▶ _EXERCISE TASK_:
Print all of the lines exactly. Any picture among them stays out.

▶ _DATASET EXCERPTS_:
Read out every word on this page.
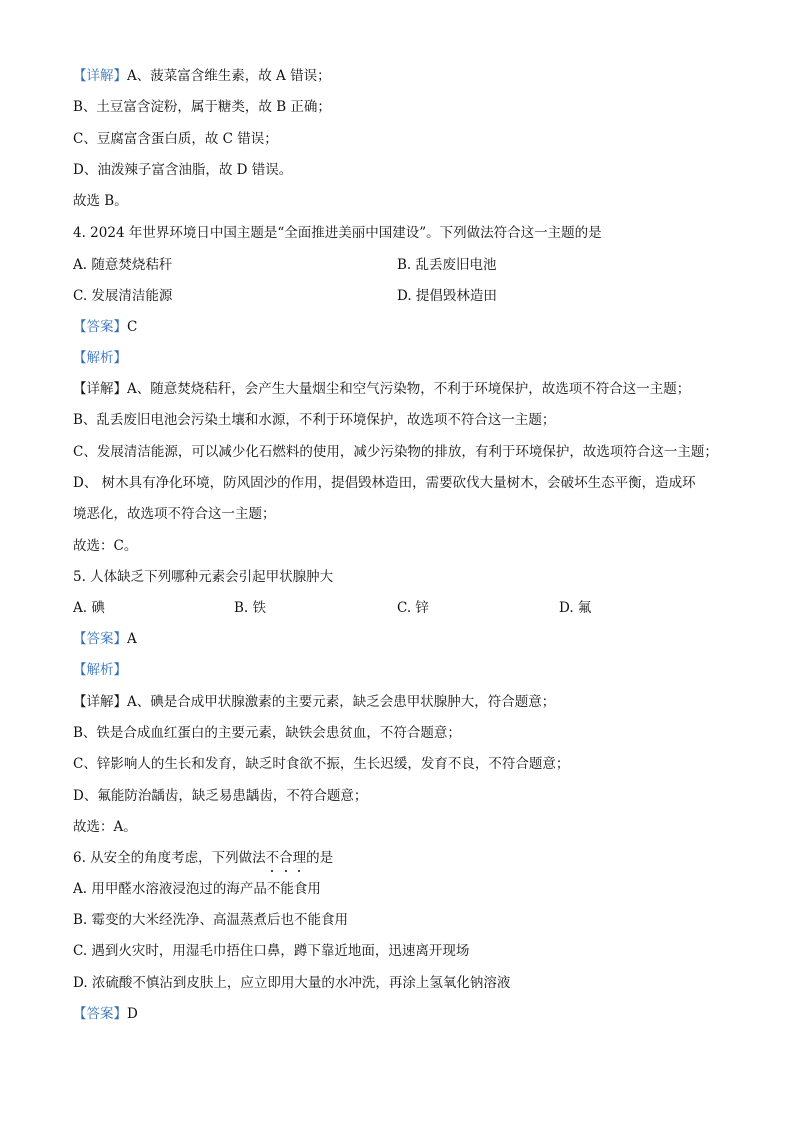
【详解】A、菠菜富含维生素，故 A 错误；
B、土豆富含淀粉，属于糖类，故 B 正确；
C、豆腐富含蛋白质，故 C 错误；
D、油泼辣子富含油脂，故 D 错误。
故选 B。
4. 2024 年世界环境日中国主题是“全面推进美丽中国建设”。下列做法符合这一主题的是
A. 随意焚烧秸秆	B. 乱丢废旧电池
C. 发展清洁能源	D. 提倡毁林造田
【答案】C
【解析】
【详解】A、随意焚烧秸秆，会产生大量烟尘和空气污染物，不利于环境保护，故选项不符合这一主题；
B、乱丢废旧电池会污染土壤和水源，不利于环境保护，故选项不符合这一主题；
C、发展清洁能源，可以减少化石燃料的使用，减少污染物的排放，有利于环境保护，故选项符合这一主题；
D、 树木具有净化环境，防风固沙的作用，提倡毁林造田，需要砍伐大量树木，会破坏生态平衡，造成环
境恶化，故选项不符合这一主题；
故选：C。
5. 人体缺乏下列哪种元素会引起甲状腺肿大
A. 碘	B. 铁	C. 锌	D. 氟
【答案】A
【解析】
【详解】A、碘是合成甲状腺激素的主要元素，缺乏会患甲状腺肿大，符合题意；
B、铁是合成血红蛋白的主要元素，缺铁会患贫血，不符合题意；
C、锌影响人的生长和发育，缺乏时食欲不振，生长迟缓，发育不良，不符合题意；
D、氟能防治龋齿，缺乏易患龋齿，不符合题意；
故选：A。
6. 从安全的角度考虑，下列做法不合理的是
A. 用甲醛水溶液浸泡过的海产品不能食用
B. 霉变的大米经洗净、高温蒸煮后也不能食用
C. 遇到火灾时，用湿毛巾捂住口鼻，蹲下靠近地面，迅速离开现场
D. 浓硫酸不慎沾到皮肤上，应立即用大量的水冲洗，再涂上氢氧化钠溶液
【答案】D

▶ _EXERCISE SOLUTION_:
Read out every word on this page.
【详解】A、菠菜富含维生素，故 A 错误；
B、土豆富含淀粉，属于糖类，故 B 正确；
C、豆腐富含蛋白质，故 C 错误；
D、油泼辣子富含油脂，故 D 错误。
故选 B。
4. 2024 年世界环境日中国主题是“全面推进美丽中国建设”。下列做法符合这一主题的是
A. 随意焚烧秸秆	B. 乱丢废旧电池
C. 发展清洁能源	D. 提倡毁林造田
【答案】C
【解析】
【详解】A、随意焚烧秸秆，会产生大量烟尘和空气污染物，不利于环境保护，故选项不符合这一主题；
B、乱丢废旧电池会污染土壤和水源，不利于环境保护，故选项不符合这一主题；
C、发展清洁能源，可以减少化石燃料的使用，减少污染物的排放，有利于环境保护，故选项符合这一主题；
D、 树木具有净化环境，防风固沙的作用，提倡毁林造田，需要砍伐大量树木，会破坏生态平衡，造成环
境恶化，故选项不符合这一主题；
故选：C。
5. 人体缺乏下列哪种元素会引起甲状腺肿大
A. 碘	B. 铁	C. 锌	D. 氟
【答案】A
【解析】
【详解】A、碘是合成甲状腺激素的主要元素，缺乏会患甲状腺肿大，符合题意；
B、铁是合成血红蛋白的主要元素，缺铁会患贫血，不符合题意；
C、锌影响人的生长和发育，缺乏时食欲不振，生长迟缓，发育不良，不符合题意；
D、氟能防治龋齿，缺乏易患龋齿，不符合题意；
故选：A。
6. 从安全的角度考虑，下列做法不合理的是
A. 用甲醛水溶液浸泡过的海产品不能食用
B. 霉变的大米经洗净、高温蒸煮后也不能食用
C. 遇到火灾时，用湿毛巾捂住口鼻，蹲下靠近地面，迅速离开现场
D. 浓硫酸不慎沾到皮肤上，应立即用大量的水冲洗，再涂上氢氧化钠溶液
【答案】D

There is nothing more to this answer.